## [Record set]
==================================================
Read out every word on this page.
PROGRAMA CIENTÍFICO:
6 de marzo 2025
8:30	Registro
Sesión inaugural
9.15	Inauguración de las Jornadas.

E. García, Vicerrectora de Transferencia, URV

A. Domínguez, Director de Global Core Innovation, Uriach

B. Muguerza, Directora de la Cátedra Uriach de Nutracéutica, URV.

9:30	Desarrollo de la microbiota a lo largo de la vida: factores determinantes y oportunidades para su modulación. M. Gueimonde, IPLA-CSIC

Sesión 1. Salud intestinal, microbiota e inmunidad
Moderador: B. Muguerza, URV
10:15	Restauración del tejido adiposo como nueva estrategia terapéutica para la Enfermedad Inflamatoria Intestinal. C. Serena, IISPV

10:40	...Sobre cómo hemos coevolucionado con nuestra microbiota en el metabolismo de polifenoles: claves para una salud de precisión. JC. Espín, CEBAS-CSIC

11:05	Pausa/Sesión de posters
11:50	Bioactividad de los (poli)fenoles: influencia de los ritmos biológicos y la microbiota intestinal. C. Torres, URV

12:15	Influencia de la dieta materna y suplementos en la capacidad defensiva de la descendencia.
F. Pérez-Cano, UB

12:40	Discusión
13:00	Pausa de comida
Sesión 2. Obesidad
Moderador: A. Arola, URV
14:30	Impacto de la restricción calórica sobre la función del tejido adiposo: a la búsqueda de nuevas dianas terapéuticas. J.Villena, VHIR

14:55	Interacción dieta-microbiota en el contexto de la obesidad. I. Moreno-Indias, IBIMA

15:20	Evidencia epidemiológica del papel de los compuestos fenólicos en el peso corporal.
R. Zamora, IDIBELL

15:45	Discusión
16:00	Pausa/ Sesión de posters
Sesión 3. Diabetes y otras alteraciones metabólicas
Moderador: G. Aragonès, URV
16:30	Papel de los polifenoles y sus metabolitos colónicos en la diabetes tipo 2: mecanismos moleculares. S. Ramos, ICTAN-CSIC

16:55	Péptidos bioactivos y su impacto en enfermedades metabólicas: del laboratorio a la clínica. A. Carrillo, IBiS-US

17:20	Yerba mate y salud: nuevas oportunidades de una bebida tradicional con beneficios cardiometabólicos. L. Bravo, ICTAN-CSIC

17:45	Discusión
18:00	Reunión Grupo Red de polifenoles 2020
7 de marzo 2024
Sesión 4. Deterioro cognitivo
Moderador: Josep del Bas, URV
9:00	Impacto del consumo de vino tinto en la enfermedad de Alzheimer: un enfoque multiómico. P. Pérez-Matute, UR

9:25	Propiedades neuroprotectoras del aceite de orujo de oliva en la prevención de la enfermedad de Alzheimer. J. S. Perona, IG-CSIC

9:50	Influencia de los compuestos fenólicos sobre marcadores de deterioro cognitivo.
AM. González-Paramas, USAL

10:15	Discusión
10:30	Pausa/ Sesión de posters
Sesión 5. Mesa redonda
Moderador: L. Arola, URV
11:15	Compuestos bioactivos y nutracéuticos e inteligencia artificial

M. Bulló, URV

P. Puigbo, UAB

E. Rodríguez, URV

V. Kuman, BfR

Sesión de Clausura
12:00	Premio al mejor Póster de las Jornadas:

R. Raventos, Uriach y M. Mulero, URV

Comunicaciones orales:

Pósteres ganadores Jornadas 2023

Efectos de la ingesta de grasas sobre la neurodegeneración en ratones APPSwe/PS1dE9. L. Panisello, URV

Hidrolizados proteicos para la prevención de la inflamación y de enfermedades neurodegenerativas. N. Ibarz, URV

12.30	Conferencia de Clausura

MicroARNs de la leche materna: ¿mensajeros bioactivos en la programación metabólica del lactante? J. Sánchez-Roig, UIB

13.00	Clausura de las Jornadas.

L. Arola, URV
==================================================
Copy out the lines in which the string "microbiota" appears.

9:30	Desarrollo de la microbiota a lo largo de la vida: factores determinantes y oportunidades para su modulación. M. Gueimonde, IPLA-CSIC
Sesión 1. Salud intestinal, microbiota e inmunidad
10:40	...Sobre cómo hemos coevolucionado con nuestra microbiota en el metabolismo de polifenoles: claves para una salud de precisión. JC. Espín, CEBAS-CSIC
11:50	Bioactividad de los (poli)fenoles: influencia de los ritmos biológicos y la microbiota intestinal. C. Torres, URV
14:55	Interacción dieta-microbiota en el contexto de la obesidad. I. Moreno-Indias, IBIMA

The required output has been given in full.